(Dataset entries)
┌────────
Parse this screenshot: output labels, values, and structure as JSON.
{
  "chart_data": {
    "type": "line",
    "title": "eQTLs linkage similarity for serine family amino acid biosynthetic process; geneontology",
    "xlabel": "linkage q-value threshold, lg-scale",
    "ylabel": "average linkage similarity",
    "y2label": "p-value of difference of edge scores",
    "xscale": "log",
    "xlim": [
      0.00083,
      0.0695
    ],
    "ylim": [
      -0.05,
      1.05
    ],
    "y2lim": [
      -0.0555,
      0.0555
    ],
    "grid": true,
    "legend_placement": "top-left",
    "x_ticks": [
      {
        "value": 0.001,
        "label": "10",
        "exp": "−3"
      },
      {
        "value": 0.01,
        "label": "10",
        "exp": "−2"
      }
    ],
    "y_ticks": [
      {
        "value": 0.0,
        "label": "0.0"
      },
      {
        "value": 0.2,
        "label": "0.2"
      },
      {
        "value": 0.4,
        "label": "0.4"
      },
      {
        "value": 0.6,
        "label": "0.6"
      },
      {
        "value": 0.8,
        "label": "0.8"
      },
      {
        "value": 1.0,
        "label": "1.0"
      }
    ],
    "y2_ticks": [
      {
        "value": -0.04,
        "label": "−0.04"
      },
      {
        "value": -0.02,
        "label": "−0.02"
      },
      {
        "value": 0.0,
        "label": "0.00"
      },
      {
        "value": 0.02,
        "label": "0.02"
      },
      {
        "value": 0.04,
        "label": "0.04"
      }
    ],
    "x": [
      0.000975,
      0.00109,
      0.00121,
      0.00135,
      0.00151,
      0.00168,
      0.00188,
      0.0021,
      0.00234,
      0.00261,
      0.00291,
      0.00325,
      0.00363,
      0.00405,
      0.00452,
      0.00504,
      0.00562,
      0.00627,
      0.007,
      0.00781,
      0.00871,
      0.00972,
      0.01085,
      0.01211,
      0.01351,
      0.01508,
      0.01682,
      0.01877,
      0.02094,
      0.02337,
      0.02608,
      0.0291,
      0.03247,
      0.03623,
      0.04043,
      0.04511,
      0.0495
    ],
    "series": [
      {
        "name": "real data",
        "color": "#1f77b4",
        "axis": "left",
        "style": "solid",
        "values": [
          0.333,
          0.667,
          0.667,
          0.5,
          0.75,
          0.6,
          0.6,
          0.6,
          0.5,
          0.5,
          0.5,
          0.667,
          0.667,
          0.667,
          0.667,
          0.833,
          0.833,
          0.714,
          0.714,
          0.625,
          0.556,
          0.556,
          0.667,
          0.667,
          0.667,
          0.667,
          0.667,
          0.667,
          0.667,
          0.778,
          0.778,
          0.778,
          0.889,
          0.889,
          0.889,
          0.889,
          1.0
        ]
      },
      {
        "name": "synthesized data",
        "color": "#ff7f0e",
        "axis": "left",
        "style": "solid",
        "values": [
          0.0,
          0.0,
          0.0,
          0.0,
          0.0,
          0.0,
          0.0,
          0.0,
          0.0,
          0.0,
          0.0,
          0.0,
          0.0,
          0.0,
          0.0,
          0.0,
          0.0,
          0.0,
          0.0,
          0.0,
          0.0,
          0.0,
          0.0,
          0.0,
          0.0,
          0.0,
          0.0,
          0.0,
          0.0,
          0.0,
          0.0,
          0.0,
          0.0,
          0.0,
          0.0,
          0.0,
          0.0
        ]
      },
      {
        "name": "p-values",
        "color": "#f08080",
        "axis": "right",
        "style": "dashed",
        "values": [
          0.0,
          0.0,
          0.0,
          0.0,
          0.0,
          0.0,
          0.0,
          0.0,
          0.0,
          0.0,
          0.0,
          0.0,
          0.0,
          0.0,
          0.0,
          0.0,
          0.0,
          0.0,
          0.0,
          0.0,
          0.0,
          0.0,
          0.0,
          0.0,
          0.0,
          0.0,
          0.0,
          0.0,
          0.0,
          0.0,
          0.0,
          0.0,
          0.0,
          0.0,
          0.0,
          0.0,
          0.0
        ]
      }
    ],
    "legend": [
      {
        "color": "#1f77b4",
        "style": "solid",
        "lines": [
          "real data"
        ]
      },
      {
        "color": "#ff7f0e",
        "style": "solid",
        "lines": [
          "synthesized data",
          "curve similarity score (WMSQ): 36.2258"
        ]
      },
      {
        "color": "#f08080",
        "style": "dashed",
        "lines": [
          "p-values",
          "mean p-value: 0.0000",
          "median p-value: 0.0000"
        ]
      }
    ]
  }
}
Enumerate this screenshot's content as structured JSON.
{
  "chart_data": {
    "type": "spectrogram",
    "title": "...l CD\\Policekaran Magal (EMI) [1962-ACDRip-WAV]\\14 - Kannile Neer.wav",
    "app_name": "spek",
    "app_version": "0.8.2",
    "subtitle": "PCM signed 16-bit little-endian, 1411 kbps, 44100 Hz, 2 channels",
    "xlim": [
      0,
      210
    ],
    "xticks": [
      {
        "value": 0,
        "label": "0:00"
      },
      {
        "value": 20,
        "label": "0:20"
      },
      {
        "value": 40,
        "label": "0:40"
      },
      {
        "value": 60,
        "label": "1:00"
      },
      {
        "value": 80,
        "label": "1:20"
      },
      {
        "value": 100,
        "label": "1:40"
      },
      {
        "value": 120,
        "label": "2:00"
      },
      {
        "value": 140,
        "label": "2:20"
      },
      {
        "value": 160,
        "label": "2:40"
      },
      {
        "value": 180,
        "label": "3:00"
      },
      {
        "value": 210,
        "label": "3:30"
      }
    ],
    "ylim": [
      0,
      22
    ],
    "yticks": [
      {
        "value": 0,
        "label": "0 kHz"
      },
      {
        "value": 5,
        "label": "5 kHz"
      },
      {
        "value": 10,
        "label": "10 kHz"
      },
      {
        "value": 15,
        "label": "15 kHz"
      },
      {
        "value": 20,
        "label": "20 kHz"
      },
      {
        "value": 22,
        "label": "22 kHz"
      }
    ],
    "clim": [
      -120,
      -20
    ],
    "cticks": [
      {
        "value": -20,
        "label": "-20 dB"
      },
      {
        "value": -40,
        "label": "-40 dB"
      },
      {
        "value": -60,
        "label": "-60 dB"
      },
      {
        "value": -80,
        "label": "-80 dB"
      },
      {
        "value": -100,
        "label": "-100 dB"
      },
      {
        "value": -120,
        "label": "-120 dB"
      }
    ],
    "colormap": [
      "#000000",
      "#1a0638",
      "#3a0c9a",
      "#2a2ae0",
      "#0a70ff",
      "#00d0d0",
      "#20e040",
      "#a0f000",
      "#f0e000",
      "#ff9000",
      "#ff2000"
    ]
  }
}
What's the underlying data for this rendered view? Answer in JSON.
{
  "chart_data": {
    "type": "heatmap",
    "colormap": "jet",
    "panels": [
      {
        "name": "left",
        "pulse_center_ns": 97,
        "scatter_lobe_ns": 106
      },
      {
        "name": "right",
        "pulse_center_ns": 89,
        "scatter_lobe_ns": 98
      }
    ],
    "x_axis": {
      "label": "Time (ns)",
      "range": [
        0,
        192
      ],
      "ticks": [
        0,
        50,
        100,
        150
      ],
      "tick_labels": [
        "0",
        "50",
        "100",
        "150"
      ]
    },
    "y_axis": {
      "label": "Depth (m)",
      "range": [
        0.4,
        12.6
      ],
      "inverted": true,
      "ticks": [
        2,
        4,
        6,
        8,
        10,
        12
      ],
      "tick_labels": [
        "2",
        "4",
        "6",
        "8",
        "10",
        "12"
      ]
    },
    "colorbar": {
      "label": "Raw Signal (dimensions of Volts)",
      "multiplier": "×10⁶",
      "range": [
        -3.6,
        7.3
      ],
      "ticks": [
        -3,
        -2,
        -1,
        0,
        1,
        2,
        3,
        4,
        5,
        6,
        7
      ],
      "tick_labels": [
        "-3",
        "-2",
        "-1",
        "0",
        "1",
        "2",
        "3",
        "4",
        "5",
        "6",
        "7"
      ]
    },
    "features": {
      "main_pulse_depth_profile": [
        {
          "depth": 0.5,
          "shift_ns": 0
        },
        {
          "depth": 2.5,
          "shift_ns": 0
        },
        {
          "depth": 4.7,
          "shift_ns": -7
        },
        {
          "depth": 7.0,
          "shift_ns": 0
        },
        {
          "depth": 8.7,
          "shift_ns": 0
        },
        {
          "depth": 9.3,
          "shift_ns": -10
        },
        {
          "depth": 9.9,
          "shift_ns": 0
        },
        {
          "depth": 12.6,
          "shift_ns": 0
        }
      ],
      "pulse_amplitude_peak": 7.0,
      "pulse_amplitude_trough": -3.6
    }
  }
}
└────────
→ **Aim**:
How many lines in the records above contain the word "similarity"? Reply with the number alone.

→ **Solution below**:
3